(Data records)
------------------------------------

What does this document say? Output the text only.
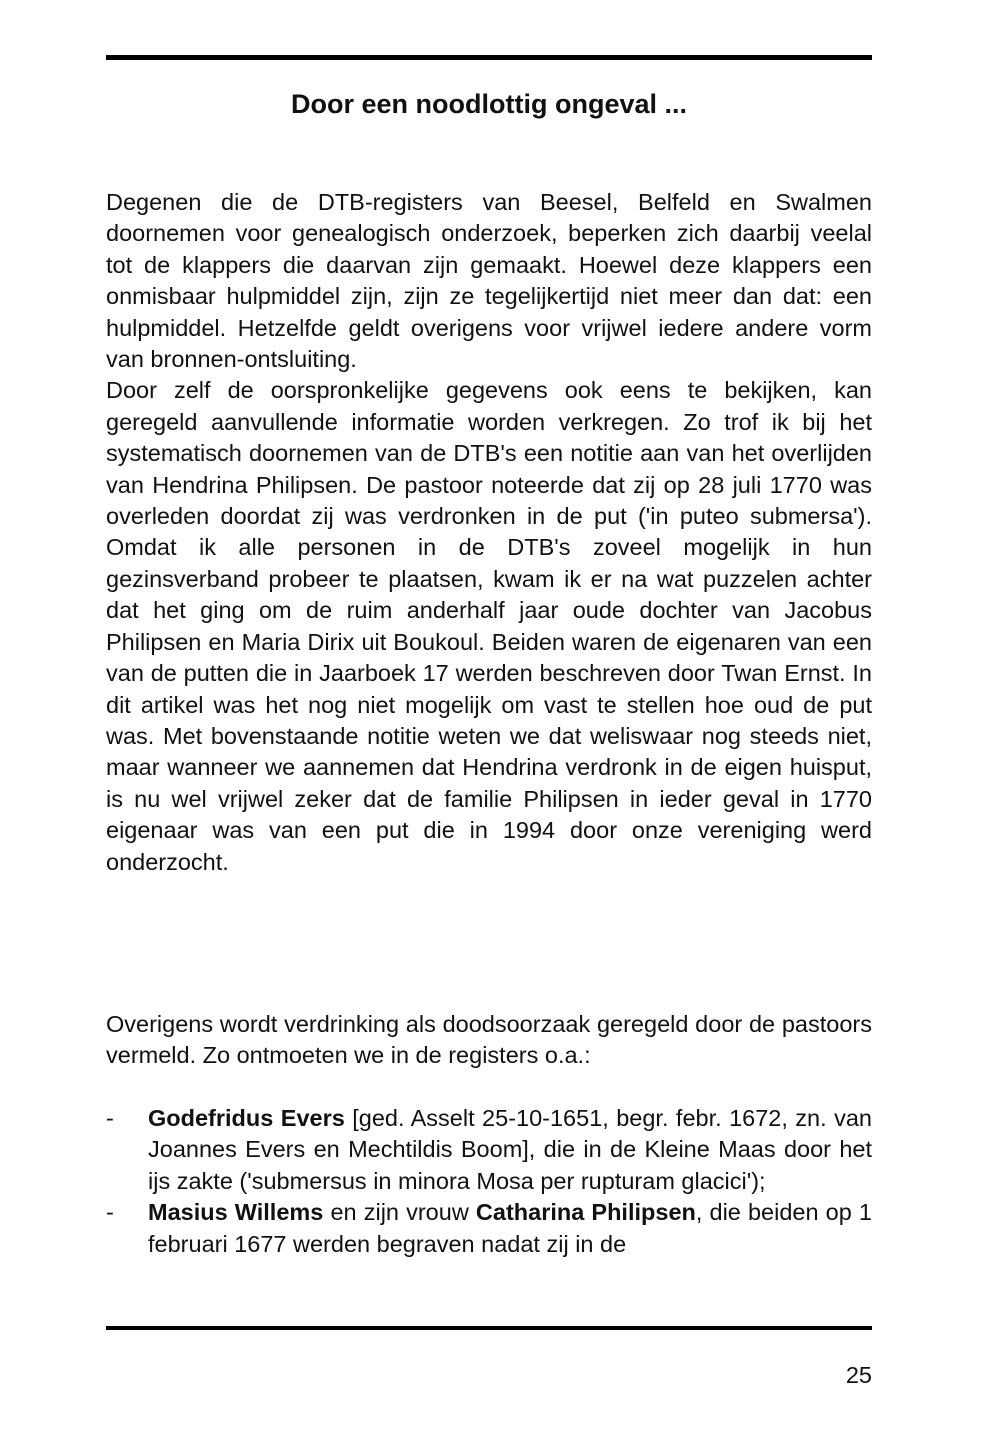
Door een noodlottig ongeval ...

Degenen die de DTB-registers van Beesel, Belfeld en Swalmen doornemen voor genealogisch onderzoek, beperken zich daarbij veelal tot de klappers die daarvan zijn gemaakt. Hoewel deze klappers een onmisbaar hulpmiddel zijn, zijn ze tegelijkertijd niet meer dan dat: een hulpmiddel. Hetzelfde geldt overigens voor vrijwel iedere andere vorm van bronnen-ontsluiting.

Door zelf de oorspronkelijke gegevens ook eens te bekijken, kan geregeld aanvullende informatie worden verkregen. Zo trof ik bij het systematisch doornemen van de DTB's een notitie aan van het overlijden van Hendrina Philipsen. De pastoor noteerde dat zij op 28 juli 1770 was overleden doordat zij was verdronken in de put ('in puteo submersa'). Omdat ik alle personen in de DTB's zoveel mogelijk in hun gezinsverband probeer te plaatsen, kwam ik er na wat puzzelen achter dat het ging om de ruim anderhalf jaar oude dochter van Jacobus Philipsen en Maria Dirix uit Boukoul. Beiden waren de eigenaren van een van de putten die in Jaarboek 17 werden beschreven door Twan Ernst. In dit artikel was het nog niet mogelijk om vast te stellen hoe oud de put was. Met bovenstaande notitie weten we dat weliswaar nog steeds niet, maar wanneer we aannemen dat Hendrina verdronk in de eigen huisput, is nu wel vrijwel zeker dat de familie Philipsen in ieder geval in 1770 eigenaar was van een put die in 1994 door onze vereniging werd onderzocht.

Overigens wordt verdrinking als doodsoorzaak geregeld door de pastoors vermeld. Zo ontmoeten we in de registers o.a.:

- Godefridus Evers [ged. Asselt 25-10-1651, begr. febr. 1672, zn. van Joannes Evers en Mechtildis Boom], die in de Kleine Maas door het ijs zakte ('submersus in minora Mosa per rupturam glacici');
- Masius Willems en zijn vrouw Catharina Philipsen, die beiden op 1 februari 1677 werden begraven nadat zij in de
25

------------------------------------

• Aim
Without the pictures, restate all the entries above exactly.

• Task output
What does this document say? Output the text only.
Door een noodlottig ongeval ...

Degenen die de DTB-registers van Beesel, Belfeld en Swalmen doornemen voor genealogisch onderzoek, beperken zich daarbij veelal tot de klappers die daarvan zijn gemaakt. Hoewel deze klappers een onmisbaar hulpmiddel zijn, zijn ze tegelijkertijd niet meer dan dat: een hulpmiddel. Hetzelfde geldt overigens voor vrijwel iedere andere vorm van bronnen-ontsluiting.

Door zelf de oorspronkelijke gegevens ook eens te bekijken, kan geregeld aanvullende informatie worden verkregen. Zo trof ik bij het systematisch doornemen van de DTB's een notitie aan van het overlijden van Hendrina Philipsen. De pastoor noteerde dat zij op 28 juli 1770 was overleden doordat zij was verdronken in de put ('in puteo submersa'). Omdat ik alle personen in de DTB's zoveel mogelijk in hun gezinsverband probeer te plaatsen, kwam ik er na wat puzzelen achter dat het ging om de ruim anderhalf jaar oude dochter van Jacobus Philipsen en Maria Dirix uit Boukoul. Beiden waren de eigenaren van een van de putten die in Jaarboek 17 werden beschreven door Twan Ernst. In dit artikel was het nog niet mogelijk om vast te stellen hoe oud de put was. Met bovenstaande notitie weten we dat weliswaar nog steeds niet, maar wanneer we aannemen dat Hendrina verdronk in de eigen huisput, is nu wel vrijwel zeker dat de familie Philipsen in ieder geval in 1770 eigenaar was van een put die in 1994 door onze vereniging werd onderzocht.

Overigens wordt verdrinking als doodsoorzaak geregeld door de pastoors vermeld. Zo ontmoeten we in de registers o.a.:

- Godefridus Evers [ged. Asselt 25-10-1651, begr. febr. 1672, zn. van Joannes Evers en Mechtildis Boom], die in de Kleine Maas door het ijs zakte ('submersus in minora Mosa per rupturam glacici');
- Masius Willems en zijn vrouw Catharina Philipsen, die beiden op 1 februari 1677 werden begraven nadat zij in de
25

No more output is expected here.